** AVAILABLE RECORDS **
* * * *

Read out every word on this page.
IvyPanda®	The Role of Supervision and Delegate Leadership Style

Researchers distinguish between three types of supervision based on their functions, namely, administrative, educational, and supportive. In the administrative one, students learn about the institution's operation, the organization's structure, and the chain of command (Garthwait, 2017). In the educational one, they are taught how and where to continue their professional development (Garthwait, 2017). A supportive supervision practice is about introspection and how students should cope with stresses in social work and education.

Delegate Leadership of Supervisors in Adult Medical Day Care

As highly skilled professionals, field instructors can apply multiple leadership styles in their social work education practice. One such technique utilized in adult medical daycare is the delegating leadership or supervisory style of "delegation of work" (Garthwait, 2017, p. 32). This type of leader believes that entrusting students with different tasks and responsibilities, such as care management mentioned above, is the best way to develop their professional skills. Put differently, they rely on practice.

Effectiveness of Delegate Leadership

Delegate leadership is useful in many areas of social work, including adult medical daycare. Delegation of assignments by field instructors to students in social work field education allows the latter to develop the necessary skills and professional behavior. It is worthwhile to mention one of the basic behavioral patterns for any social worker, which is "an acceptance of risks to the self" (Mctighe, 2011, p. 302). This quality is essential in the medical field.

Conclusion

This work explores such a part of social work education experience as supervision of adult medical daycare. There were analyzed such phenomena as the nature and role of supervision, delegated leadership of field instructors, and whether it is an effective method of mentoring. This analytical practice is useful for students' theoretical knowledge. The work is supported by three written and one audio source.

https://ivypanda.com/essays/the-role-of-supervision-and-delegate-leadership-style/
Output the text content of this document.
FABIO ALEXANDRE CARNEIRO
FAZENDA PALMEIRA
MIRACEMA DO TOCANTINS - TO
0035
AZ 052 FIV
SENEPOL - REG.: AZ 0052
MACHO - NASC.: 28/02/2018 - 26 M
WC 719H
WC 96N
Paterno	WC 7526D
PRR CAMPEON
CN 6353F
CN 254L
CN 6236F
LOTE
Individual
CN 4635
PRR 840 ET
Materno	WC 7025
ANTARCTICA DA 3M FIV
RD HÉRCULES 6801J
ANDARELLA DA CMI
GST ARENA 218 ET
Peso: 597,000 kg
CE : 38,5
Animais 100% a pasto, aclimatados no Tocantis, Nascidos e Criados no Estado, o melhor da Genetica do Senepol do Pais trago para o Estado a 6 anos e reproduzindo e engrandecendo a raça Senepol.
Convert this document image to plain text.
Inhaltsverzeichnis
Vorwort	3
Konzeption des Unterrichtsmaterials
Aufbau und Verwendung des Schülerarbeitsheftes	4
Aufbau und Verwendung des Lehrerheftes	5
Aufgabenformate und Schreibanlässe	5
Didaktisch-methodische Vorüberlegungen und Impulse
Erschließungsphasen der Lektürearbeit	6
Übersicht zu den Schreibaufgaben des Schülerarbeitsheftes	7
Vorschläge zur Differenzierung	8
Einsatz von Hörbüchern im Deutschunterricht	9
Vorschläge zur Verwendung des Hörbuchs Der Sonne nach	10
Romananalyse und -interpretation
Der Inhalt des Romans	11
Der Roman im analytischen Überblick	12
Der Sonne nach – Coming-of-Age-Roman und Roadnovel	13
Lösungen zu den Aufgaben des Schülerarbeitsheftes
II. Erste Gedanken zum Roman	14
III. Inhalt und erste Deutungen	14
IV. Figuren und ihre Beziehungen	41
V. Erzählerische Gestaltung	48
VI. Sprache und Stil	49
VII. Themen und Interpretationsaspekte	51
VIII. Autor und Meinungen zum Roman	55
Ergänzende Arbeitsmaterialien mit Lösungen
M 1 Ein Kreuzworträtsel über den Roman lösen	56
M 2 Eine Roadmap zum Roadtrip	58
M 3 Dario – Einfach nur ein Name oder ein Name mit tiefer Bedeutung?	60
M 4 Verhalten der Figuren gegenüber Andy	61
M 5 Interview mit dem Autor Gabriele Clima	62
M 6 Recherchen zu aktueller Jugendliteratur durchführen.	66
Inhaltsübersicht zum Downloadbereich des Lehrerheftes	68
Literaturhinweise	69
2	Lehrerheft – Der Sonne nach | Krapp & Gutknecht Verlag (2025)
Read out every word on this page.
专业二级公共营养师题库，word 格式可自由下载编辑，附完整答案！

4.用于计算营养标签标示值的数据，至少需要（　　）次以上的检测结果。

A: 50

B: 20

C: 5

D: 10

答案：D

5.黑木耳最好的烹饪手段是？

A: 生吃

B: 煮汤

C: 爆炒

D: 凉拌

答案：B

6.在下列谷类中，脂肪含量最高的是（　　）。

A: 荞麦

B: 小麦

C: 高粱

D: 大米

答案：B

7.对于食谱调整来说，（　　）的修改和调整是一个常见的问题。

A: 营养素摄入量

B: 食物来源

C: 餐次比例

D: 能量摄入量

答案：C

* * * *

From the data above, copy each line that holds "Verwendung".

Aufbau und Verwendung des Schülerarbeitsheftes	4
Aufbau und Verwendung des Lehrerheftes	5
Vorschläge zur Verwendung des Hörbuchs Der Sonne nach	10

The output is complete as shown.